WHAT TO PRODUCE >> From the entries that follow, extract each line holding the string "ёсны".

DATA TO PROCESS >>
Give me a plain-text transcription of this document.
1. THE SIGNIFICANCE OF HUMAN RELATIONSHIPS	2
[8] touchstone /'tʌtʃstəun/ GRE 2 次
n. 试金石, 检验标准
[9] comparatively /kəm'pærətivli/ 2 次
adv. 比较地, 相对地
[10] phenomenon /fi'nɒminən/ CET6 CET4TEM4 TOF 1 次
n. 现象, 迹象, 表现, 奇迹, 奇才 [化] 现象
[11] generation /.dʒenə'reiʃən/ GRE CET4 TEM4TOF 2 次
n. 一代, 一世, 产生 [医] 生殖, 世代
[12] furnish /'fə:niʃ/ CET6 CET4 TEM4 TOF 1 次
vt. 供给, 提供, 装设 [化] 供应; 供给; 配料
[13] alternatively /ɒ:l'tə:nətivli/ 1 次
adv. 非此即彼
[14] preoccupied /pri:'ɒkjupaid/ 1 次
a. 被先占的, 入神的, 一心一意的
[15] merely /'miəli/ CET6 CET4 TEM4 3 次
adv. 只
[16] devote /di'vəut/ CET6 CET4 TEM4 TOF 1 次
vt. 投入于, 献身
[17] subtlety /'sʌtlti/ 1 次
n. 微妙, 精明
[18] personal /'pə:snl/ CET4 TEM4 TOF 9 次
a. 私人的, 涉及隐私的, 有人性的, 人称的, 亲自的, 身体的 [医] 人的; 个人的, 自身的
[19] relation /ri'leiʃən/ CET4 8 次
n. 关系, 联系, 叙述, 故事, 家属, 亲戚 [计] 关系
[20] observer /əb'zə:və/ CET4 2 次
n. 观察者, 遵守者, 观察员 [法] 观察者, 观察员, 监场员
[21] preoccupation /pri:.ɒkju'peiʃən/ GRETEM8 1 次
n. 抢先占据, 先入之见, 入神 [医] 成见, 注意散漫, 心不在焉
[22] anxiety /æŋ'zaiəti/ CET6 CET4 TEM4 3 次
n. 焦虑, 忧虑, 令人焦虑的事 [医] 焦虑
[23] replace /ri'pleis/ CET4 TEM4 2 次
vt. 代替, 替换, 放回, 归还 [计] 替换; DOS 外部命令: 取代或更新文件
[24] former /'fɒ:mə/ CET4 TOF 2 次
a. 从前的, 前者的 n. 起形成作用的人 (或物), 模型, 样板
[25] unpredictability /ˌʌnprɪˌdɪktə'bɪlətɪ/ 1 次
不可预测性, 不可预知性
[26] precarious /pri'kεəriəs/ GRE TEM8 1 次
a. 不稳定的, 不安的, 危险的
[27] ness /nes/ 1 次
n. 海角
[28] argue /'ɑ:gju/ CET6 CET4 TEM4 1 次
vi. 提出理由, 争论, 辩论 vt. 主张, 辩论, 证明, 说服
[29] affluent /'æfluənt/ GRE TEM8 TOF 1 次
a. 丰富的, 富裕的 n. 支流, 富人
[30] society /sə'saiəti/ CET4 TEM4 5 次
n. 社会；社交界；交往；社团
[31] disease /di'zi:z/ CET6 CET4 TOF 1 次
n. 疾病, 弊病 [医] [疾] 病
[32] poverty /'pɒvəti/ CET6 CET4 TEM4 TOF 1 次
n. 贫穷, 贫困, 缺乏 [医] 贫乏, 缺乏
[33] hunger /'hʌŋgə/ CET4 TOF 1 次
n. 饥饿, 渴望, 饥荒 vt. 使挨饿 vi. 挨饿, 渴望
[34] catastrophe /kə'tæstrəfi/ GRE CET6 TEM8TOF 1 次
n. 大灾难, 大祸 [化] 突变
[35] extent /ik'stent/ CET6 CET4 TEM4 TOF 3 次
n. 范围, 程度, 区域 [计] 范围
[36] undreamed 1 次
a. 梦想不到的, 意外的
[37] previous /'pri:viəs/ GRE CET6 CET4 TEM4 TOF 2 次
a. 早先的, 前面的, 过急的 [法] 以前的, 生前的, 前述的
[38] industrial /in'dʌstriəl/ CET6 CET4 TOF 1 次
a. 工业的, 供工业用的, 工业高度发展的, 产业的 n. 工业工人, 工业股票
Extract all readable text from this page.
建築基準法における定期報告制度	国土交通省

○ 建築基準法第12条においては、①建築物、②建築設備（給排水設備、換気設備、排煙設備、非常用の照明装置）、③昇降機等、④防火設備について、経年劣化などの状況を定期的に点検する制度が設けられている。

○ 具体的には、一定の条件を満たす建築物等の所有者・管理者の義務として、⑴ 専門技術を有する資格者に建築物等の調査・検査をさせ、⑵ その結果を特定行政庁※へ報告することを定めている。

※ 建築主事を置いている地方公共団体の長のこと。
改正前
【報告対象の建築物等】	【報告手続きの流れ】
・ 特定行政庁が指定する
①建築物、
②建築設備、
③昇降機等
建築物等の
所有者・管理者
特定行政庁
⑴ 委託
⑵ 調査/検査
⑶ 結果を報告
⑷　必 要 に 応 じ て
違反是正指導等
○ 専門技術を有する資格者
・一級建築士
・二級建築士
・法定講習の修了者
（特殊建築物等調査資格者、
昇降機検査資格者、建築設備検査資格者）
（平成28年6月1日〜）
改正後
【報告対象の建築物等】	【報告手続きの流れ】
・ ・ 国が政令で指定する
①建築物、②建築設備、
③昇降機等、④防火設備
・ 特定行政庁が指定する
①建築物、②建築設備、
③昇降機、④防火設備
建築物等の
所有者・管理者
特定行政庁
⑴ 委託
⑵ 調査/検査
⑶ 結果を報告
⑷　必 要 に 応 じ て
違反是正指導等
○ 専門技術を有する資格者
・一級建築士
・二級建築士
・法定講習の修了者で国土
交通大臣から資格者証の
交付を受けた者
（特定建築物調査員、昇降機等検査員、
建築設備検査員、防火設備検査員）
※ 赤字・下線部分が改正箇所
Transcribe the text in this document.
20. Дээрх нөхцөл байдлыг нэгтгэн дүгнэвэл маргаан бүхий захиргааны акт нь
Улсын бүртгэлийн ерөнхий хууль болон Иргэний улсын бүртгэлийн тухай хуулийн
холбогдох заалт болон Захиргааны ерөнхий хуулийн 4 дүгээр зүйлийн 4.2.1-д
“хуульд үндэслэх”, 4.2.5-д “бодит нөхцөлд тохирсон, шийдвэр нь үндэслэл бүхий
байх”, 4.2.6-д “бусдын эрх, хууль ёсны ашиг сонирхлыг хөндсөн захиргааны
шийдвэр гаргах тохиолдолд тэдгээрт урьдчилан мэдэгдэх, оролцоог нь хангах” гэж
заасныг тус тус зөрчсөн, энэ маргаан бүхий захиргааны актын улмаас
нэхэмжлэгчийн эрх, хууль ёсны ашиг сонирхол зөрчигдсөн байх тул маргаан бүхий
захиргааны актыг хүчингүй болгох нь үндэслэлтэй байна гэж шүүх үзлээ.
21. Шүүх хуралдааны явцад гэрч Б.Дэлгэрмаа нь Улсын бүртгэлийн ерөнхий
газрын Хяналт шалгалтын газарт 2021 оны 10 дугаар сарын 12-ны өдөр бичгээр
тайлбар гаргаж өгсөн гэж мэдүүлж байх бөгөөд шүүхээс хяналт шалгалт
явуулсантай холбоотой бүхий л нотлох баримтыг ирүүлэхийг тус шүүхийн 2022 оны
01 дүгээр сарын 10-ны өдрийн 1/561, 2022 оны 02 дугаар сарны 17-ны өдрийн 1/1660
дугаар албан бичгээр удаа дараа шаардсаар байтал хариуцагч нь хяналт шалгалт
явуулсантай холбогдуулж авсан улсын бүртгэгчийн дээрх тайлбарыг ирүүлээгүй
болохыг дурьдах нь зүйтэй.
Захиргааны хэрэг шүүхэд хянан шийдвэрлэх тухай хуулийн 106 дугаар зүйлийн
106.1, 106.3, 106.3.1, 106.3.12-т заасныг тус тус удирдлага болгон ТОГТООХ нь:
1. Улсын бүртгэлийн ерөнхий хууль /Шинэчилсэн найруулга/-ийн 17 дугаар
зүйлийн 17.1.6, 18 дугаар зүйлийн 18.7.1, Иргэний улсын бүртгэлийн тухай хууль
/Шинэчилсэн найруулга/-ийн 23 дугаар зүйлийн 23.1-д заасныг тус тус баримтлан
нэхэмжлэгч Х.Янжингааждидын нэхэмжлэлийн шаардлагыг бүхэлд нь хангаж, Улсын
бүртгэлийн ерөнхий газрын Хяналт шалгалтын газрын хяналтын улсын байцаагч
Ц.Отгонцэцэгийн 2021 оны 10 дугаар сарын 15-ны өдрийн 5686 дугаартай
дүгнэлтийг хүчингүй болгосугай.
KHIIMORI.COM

SOLUTION FOR THIS EXERCISE >>
байх”, 4.2.6-д “бусдын эрх, хууль ёсны ашиг сонирхлыг хөндсөн захиргааны
нэхэмжлэгчийн эрх, хууль ёсны ашиг сонирхол зөрчигдсөн байх тул маргаан бүхий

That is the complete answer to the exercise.